• Problem description:
In the listing below, count each line containing "this" and answer with the count only.

• Information supplied:
— START —

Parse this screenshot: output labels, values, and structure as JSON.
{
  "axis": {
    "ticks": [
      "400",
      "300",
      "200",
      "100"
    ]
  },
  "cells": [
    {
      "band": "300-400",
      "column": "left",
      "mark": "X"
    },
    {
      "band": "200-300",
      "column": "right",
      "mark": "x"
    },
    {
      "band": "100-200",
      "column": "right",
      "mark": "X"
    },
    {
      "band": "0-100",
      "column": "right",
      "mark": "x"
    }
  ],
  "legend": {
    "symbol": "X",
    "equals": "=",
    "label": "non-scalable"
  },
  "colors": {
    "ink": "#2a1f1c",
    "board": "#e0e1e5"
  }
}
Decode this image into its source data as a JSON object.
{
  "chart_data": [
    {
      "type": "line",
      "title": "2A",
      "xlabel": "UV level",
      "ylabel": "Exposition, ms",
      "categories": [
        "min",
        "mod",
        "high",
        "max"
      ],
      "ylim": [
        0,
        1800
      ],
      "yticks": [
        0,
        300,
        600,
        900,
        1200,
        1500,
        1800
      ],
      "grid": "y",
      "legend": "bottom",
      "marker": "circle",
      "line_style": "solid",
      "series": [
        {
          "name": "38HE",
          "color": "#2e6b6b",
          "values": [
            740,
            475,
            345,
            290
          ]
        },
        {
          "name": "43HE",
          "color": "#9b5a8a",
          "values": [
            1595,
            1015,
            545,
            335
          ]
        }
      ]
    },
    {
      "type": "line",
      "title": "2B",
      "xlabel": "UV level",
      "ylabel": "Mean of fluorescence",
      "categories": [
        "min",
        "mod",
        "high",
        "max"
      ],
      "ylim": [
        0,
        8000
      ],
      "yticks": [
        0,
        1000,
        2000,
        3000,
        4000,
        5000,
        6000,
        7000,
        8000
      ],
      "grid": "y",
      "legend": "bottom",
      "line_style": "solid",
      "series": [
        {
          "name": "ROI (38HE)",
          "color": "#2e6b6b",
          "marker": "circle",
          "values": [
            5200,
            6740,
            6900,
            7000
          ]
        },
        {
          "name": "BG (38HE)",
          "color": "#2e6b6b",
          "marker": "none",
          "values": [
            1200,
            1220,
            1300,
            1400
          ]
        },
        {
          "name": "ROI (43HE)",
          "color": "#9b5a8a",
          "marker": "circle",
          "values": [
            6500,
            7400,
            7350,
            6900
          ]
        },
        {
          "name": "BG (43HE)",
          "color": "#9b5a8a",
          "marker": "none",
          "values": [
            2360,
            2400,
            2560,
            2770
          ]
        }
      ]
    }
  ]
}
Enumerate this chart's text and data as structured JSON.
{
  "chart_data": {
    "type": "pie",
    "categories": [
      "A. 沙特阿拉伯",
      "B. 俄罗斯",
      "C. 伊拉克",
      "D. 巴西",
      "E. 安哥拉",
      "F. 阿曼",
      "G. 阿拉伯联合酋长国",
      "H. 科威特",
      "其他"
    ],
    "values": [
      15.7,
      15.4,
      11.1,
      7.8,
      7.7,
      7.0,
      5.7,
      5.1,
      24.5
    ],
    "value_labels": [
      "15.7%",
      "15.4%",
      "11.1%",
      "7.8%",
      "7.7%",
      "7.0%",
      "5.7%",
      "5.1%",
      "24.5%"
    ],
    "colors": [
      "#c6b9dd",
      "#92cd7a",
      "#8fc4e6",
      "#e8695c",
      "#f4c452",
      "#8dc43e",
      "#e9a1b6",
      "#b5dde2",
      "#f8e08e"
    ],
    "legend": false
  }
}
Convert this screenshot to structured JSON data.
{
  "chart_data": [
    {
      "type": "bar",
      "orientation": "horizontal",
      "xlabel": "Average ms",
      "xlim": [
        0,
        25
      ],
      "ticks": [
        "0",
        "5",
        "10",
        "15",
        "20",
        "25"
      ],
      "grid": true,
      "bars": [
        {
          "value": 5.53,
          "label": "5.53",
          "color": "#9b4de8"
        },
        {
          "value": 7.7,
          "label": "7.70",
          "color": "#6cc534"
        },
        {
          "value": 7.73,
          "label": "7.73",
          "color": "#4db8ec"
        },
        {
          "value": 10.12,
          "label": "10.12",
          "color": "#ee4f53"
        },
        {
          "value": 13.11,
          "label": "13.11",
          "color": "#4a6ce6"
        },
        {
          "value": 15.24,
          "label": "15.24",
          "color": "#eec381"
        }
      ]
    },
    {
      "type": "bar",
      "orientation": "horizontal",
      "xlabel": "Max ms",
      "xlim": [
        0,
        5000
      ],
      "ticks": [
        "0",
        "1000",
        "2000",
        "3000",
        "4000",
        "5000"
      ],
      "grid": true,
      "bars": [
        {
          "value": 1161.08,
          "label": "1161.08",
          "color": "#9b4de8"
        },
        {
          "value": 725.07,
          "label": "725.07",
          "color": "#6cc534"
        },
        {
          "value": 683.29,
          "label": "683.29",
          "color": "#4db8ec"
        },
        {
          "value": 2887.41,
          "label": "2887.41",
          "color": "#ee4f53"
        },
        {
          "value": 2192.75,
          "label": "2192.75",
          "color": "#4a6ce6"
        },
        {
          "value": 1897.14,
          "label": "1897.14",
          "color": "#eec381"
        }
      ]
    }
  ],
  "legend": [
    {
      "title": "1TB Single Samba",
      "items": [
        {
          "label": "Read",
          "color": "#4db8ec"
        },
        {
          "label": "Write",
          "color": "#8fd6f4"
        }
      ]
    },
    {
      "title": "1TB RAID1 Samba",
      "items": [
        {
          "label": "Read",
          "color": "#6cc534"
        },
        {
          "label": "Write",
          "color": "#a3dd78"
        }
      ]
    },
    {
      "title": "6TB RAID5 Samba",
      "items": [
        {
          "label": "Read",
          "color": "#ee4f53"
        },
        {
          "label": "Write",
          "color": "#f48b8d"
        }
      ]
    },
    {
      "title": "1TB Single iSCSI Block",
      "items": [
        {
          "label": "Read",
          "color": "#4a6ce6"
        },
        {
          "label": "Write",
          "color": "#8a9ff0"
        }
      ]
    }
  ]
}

— END —

• Response:
4